▶ **WRITTEN REQUEST**:
Write the next part of the explanation of InnoDB row storage overhead, starting after its final sentence.
[START PROVIDED PASSAGE]
You've missed calculating all of InnoDB's overhead for storing these rows. You should have:
4 (INT)
+ 4 (INT)
+ 1 (TINYINT)
+ 1 (TINYINT)
+ 4 (INT)
+ 4 (TIMESTAMP)
+ 1 (Null bitmap, rounded up to whole bytes)
+ 5 (Row header)
+ 6 (ROW_ID: Implicit cluster key, because you are missing a PRIMARY KEY)
+ 6 (TRX_ID: Transaction ID)
+ 7 (ROLL_PTR: Rollback/undo pointer)
= 43 bytes per row
Then you also need to account for page fill rates (pages aren't filled to 100% by design) which adds ~7% at an absolute minimum:
43
* 1 / (15/16)
= 45.86 bytes per row
Additionally you will have overhead in allocated but unused space.
[END PROVIDED PASSAGE]
[START RECORD LIST]
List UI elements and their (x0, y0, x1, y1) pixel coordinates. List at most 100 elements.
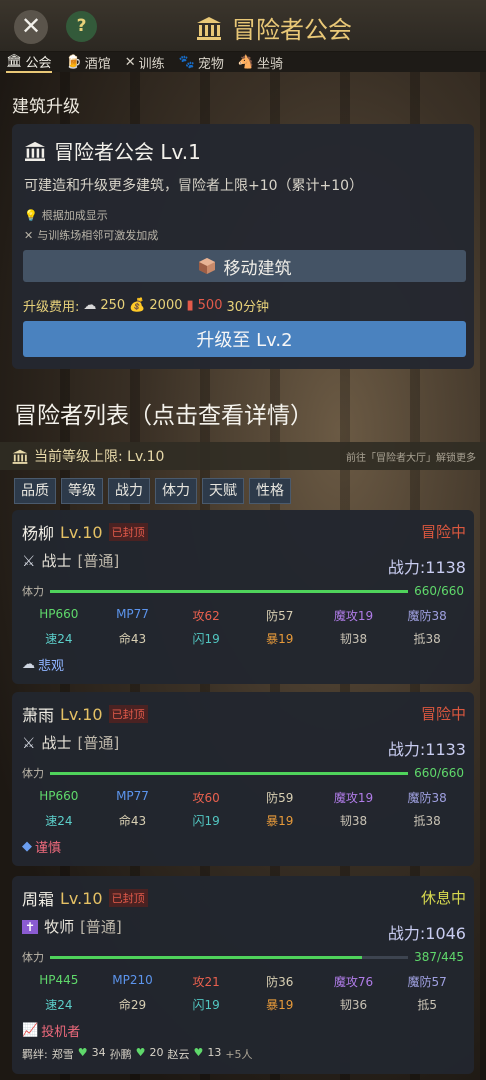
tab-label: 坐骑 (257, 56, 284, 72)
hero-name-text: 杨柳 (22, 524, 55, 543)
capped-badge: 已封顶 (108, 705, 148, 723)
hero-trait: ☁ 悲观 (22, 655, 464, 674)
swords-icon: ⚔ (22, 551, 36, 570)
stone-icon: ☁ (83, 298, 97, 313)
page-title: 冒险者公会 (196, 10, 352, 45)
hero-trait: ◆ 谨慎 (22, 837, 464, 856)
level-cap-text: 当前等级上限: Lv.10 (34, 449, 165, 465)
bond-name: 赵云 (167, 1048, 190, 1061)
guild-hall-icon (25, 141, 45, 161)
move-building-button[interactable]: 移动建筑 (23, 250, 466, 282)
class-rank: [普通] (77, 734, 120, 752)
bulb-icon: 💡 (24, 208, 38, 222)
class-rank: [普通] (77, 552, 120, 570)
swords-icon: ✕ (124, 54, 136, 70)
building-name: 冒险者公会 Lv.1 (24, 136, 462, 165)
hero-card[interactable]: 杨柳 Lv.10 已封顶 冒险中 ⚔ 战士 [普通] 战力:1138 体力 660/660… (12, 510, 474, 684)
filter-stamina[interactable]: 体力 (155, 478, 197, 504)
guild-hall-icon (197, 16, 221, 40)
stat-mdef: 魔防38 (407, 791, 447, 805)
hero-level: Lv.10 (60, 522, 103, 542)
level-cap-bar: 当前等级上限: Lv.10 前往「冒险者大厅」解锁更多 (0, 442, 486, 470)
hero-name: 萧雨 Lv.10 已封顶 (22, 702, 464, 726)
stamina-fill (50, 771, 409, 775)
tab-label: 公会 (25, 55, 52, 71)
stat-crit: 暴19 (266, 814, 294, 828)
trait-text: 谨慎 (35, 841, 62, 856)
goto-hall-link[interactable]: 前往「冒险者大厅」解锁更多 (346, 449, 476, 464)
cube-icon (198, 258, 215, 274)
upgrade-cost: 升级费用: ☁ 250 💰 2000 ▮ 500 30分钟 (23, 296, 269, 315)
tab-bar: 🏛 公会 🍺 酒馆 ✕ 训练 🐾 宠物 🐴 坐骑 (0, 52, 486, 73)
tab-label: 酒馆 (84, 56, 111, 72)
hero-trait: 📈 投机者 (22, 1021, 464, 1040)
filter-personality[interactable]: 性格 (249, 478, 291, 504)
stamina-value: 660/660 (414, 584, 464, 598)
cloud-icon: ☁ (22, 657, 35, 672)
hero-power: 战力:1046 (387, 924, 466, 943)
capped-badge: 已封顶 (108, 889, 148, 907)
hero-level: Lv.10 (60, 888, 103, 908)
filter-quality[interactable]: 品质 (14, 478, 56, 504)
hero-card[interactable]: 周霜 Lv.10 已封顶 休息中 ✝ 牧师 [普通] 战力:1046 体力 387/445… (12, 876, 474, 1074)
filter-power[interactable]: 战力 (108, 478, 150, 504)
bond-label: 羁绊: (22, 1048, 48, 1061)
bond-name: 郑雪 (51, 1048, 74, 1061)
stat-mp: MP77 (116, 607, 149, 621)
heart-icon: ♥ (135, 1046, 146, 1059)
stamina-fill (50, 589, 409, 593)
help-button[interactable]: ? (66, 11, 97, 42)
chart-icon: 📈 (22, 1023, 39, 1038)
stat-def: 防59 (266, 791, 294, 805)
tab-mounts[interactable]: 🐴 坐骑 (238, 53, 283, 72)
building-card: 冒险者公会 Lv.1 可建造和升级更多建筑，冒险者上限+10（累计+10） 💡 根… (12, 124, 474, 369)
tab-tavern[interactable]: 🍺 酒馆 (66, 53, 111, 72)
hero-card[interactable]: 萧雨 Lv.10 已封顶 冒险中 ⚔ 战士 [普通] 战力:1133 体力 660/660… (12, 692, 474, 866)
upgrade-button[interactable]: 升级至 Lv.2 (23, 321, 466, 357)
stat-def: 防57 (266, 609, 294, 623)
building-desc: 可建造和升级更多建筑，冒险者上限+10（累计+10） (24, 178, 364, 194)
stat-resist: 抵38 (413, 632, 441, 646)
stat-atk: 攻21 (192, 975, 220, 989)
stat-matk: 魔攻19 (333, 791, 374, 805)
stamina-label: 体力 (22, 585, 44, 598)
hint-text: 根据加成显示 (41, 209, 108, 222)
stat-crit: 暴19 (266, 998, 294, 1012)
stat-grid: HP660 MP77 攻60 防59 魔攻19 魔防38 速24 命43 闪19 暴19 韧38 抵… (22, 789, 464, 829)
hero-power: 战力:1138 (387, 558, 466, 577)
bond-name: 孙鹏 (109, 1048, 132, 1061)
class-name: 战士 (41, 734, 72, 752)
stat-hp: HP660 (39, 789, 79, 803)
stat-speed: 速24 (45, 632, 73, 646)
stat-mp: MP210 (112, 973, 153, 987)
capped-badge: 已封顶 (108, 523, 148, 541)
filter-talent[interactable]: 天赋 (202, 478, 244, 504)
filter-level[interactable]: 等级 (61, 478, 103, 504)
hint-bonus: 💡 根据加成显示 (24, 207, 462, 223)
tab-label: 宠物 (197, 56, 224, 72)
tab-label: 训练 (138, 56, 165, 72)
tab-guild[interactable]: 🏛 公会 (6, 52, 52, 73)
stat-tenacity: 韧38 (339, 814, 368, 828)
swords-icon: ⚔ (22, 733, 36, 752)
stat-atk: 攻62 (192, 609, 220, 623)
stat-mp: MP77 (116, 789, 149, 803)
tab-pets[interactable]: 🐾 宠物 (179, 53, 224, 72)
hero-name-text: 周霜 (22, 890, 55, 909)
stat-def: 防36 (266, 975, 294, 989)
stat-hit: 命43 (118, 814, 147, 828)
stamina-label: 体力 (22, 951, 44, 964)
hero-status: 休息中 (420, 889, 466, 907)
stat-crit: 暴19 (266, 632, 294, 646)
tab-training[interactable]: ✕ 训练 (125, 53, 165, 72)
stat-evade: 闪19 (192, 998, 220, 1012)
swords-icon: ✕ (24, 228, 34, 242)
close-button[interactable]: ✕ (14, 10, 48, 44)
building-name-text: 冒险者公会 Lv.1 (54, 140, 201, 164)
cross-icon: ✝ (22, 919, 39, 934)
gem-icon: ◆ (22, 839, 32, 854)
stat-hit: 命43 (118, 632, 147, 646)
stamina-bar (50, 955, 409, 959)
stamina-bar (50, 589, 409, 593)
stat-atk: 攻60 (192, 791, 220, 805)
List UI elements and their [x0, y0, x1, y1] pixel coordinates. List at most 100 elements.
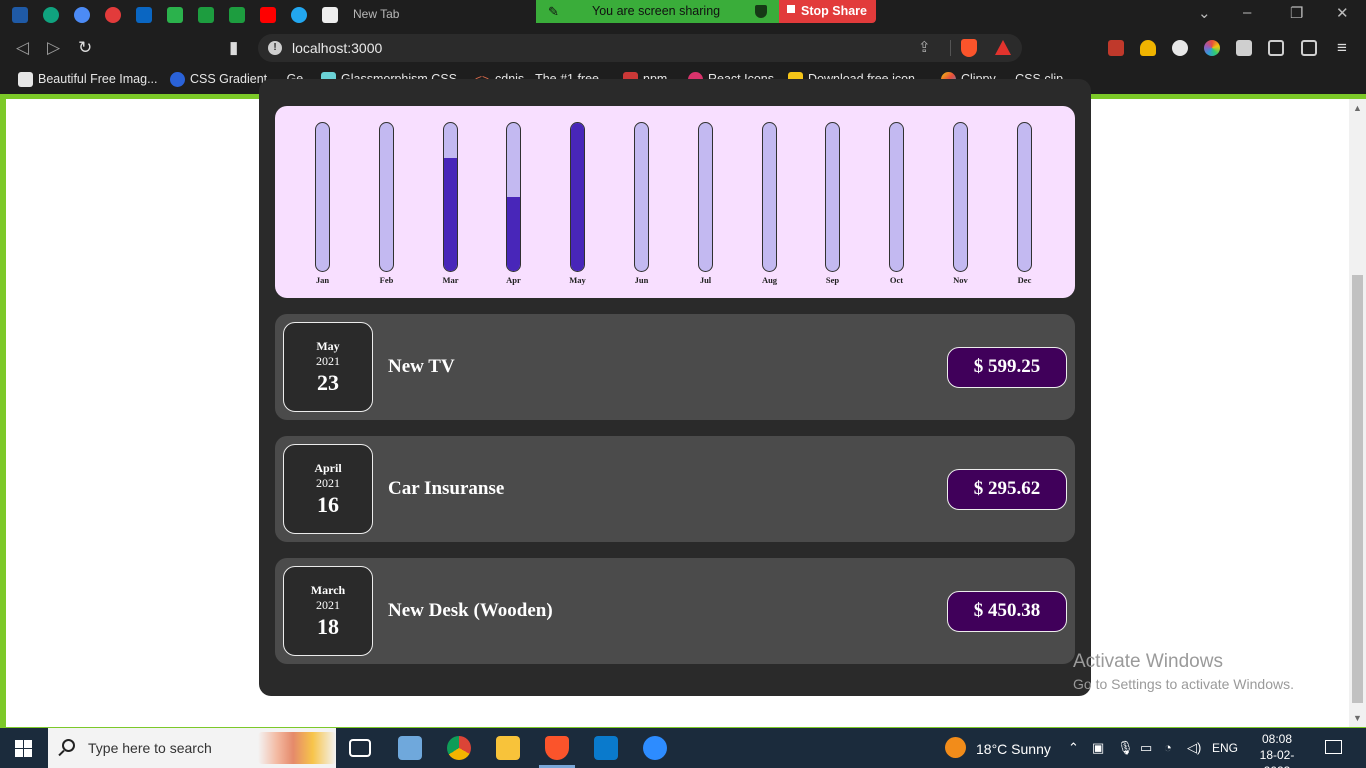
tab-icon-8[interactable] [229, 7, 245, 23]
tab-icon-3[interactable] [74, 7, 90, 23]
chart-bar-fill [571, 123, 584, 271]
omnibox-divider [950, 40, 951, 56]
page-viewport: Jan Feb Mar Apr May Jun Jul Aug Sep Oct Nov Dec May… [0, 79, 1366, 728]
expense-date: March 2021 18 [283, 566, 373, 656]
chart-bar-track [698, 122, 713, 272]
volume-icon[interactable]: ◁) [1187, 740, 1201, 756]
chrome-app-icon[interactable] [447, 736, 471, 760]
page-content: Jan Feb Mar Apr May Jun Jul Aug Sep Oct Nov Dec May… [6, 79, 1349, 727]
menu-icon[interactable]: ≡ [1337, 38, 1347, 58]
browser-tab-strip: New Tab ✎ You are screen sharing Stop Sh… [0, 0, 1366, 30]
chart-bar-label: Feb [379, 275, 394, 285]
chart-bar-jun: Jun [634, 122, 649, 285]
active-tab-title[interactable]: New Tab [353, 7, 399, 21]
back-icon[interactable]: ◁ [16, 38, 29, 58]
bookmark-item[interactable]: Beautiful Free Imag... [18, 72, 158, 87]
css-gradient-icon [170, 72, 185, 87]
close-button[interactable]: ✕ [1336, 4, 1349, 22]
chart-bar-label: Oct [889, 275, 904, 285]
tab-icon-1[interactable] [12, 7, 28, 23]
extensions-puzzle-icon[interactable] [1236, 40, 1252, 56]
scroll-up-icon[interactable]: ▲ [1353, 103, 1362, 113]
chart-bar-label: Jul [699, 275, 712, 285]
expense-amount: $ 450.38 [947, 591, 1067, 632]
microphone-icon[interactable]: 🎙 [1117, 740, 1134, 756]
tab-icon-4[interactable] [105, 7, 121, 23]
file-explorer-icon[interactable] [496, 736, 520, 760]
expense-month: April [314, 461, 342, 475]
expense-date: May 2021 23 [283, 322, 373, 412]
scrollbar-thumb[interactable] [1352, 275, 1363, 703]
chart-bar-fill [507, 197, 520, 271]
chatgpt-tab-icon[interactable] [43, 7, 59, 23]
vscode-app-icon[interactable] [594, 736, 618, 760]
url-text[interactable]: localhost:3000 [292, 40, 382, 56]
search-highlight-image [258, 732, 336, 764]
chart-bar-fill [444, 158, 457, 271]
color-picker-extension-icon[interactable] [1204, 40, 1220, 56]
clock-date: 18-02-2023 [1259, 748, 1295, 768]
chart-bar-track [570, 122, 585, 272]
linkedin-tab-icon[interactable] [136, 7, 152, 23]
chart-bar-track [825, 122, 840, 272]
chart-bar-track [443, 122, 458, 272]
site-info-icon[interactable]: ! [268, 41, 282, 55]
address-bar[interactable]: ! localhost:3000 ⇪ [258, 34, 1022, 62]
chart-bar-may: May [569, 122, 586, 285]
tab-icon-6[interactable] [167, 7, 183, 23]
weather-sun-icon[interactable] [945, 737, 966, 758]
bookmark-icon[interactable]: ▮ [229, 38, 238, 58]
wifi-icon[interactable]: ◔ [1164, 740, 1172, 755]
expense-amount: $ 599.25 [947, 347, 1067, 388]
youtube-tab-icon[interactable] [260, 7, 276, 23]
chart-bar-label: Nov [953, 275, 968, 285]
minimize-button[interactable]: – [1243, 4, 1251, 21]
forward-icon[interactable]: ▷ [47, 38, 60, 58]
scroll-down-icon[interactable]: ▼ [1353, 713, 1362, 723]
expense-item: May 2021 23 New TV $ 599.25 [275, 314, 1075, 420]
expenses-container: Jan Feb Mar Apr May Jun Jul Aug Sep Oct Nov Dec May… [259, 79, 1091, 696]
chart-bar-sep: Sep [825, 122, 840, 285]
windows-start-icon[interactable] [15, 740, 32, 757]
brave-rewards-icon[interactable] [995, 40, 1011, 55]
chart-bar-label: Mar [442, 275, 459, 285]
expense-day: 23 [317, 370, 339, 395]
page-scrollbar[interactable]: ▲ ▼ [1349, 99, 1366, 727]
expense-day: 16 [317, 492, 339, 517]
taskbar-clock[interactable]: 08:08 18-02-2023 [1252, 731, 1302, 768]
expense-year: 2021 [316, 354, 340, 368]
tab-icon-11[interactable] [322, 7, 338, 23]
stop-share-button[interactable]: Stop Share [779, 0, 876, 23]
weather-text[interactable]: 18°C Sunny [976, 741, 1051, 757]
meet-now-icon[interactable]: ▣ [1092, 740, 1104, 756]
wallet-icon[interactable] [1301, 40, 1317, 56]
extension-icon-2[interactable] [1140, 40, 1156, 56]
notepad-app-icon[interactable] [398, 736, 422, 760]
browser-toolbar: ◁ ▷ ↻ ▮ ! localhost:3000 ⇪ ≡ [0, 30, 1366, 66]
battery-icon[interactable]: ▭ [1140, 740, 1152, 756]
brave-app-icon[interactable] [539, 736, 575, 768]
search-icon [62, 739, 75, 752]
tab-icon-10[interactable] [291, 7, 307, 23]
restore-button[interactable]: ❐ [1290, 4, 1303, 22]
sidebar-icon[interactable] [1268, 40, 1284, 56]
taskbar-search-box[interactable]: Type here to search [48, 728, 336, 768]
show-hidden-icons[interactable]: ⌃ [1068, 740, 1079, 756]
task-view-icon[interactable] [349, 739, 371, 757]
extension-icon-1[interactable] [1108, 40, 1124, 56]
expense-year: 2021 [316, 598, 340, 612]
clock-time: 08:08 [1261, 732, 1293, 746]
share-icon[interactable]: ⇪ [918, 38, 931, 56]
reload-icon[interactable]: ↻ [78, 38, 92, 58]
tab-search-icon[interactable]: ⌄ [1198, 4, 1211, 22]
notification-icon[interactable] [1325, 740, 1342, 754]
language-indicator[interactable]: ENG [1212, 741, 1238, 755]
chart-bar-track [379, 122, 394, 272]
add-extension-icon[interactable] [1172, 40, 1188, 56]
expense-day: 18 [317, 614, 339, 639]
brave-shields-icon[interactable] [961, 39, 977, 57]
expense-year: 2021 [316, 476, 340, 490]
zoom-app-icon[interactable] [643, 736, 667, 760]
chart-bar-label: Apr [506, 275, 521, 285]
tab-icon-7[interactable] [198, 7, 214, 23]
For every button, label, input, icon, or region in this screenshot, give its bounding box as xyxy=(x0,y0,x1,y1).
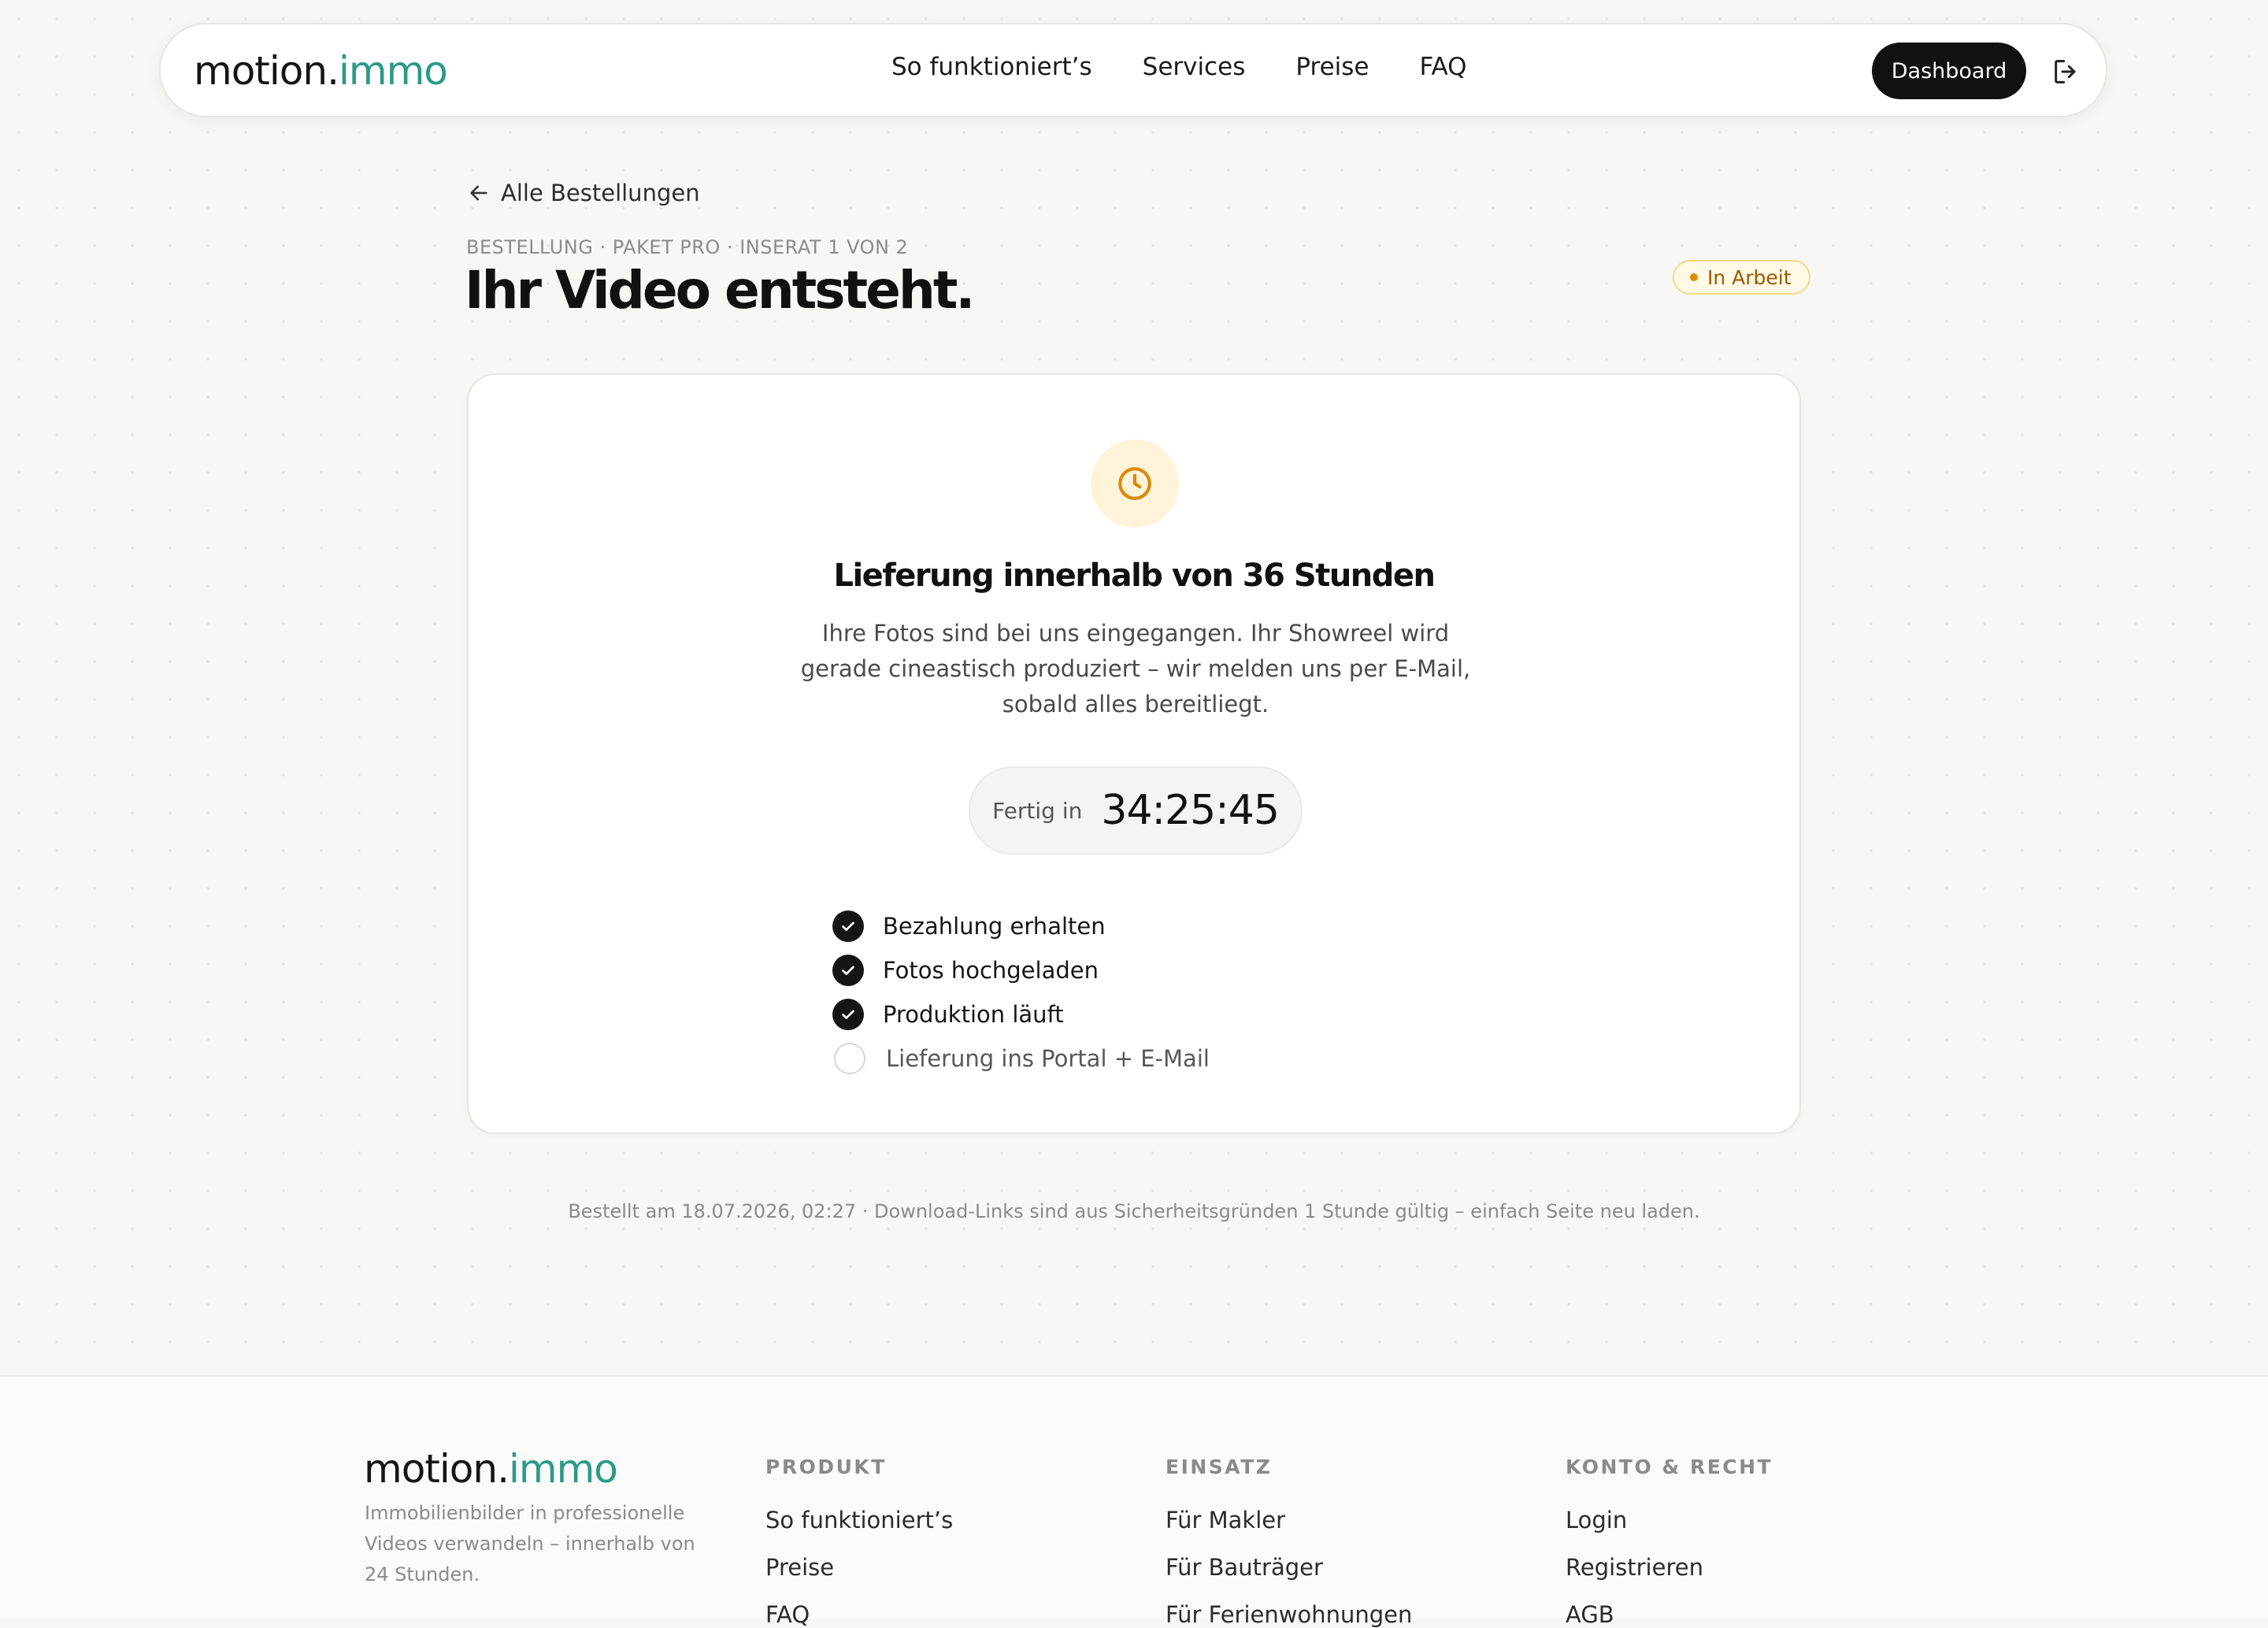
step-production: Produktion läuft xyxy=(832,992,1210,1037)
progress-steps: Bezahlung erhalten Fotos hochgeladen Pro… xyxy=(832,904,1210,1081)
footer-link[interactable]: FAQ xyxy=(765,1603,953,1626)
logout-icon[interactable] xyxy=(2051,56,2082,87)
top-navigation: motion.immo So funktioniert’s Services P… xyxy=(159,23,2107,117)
[END RECORD LIST]
▶ **WRITTEN RESPONSE**:
So actually, getting ~47 bytes per row is not bad at all. The worst case would be for overhead to consume ~50% causing the table to take ~86 bytes per row.
For each of your secondary keys, note that their space consumption will look like (to use id_1
as an example):
4 (INT)
+ 1 (Null bitmap, rounded up to whole bytes)
+ 5 (Row header)
+ 6 (ROW_ID: Implicit cluster key)
= 16 bytes per row
* 1 / (15/16)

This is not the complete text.